**Directions for this task**
Collect all the lines that mention the word "JSON".

** Begin Provided information **

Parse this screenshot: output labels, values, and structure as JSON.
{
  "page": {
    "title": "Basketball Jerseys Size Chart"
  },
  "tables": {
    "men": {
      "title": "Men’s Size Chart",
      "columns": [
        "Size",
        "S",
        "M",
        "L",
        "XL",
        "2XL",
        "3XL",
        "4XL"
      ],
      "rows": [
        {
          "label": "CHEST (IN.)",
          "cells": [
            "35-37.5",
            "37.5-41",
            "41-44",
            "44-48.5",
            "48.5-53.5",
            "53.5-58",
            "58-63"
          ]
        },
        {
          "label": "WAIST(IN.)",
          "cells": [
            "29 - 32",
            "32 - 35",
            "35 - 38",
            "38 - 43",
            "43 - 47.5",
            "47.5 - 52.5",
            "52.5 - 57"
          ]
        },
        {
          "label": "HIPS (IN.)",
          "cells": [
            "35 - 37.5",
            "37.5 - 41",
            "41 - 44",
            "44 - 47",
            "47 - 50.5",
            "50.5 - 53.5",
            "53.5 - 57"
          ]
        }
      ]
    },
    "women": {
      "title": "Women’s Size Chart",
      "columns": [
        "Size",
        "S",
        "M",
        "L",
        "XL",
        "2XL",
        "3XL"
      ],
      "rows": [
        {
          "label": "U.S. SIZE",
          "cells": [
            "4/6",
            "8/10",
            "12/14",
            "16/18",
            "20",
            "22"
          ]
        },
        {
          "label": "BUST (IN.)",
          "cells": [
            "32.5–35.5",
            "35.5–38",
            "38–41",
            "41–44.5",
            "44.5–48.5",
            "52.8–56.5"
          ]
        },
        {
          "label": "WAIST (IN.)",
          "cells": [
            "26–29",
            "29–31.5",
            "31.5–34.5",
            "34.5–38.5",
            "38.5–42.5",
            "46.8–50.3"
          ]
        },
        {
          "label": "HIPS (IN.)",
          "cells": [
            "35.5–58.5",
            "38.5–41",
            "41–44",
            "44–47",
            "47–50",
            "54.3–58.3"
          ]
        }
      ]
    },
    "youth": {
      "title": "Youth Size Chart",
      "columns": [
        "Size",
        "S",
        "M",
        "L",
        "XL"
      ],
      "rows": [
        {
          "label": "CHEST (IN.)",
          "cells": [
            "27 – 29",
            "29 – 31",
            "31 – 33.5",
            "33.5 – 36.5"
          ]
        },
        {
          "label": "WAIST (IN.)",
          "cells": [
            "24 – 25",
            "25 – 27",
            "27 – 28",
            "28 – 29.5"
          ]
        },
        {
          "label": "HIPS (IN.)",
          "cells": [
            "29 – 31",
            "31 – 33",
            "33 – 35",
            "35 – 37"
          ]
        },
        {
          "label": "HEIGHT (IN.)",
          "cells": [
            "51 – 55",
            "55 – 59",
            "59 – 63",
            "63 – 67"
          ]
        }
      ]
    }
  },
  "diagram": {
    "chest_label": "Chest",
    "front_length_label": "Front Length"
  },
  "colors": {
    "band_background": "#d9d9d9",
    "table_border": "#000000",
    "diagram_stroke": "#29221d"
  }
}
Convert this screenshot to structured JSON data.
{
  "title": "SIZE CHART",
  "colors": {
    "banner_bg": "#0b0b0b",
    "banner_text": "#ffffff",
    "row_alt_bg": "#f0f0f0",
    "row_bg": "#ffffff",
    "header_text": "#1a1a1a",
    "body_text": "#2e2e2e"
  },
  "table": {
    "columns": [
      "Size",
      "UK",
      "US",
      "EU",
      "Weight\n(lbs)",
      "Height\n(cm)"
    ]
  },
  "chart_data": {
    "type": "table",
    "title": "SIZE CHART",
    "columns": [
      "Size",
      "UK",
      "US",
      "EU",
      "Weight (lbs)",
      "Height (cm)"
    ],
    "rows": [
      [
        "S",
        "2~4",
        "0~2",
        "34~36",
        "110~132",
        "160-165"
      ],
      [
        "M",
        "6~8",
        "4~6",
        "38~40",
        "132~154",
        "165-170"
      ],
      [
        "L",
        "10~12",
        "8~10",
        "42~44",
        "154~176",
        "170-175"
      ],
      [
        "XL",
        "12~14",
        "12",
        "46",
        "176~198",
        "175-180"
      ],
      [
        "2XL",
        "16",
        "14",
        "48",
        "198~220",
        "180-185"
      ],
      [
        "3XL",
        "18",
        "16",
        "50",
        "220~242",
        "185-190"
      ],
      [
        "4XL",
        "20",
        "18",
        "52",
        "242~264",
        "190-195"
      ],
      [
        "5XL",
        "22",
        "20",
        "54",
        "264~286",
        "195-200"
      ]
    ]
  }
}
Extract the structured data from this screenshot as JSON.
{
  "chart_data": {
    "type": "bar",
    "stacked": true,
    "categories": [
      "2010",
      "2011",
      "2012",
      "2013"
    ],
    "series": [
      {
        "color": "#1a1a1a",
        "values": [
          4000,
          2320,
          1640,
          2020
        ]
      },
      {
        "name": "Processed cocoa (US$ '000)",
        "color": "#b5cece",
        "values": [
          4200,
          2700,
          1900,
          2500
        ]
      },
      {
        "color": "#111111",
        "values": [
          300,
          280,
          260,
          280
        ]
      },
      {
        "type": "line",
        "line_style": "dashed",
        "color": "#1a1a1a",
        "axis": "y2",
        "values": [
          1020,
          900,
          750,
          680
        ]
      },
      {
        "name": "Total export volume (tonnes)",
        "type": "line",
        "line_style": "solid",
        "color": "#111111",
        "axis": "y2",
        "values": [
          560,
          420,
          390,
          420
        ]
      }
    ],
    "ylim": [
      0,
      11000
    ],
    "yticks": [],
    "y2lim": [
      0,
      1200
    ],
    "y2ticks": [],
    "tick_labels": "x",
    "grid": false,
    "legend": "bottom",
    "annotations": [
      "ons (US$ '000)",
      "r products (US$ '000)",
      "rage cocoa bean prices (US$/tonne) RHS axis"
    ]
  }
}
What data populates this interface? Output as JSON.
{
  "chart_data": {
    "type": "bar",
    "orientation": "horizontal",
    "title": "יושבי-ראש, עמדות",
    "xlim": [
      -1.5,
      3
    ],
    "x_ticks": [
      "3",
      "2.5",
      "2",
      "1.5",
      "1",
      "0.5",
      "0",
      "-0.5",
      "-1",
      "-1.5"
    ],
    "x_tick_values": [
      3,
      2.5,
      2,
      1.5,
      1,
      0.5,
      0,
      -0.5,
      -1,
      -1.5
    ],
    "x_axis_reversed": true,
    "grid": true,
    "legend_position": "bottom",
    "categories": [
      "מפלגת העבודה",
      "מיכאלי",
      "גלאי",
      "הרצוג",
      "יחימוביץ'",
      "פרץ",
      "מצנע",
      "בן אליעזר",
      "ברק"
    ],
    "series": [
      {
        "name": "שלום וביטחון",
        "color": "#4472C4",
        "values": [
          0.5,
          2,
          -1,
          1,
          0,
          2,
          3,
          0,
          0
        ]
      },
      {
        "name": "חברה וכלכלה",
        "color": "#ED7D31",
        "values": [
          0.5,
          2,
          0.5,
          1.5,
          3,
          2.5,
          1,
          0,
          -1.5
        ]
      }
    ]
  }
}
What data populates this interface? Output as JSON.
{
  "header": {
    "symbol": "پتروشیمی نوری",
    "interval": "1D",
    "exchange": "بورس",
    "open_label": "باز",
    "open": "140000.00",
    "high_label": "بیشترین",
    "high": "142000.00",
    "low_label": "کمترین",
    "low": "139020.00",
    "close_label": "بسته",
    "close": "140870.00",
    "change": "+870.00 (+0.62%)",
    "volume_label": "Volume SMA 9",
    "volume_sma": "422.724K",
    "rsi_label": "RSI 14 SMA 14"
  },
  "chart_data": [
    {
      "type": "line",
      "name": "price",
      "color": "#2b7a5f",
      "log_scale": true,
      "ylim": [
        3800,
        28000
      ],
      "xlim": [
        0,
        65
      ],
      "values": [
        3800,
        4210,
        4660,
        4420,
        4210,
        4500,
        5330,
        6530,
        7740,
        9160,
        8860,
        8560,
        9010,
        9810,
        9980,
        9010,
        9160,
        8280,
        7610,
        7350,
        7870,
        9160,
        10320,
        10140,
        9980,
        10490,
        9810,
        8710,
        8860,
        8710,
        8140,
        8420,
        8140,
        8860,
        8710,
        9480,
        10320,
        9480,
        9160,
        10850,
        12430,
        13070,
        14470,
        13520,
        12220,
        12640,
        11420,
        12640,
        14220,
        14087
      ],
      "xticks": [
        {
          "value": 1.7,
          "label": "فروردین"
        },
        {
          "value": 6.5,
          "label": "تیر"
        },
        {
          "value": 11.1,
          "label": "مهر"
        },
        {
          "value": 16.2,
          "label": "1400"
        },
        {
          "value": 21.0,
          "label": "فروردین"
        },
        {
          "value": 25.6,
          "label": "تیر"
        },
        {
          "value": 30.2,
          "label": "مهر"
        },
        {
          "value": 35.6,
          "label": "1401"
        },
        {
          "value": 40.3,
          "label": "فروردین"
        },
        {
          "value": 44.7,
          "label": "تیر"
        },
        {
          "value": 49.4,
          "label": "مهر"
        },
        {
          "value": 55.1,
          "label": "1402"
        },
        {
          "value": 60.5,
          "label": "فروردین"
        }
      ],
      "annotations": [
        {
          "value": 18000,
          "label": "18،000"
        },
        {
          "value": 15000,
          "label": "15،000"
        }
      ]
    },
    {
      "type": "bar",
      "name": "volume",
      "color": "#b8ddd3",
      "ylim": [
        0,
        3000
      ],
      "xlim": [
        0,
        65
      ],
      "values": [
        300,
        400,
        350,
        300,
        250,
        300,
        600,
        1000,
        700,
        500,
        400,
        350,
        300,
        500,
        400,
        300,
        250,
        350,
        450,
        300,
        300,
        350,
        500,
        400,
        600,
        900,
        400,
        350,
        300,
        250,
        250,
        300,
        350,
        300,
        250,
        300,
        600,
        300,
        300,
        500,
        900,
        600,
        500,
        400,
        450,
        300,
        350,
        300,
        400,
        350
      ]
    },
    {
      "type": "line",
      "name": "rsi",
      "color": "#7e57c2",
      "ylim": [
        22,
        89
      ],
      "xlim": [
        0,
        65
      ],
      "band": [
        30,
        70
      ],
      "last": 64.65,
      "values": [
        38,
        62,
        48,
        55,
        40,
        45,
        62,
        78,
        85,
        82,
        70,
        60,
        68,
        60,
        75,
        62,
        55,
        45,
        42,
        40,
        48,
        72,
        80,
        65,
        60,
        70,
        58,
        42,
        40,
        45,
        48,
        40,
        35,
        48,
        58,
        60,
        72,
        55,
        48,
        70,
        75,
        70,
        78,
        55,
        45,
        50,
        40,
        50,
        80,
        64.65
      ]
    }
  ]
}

** End Provided information **

**Solution to this problem**
Parse this screenshot: output labels, values, and structure as JSON.
Convert this screenshot to structured JSON data.
Extract the structured data from this screenshot as JSON.
What data populates this interface? Output as JSON.
What data populates this interface? Output as JSON.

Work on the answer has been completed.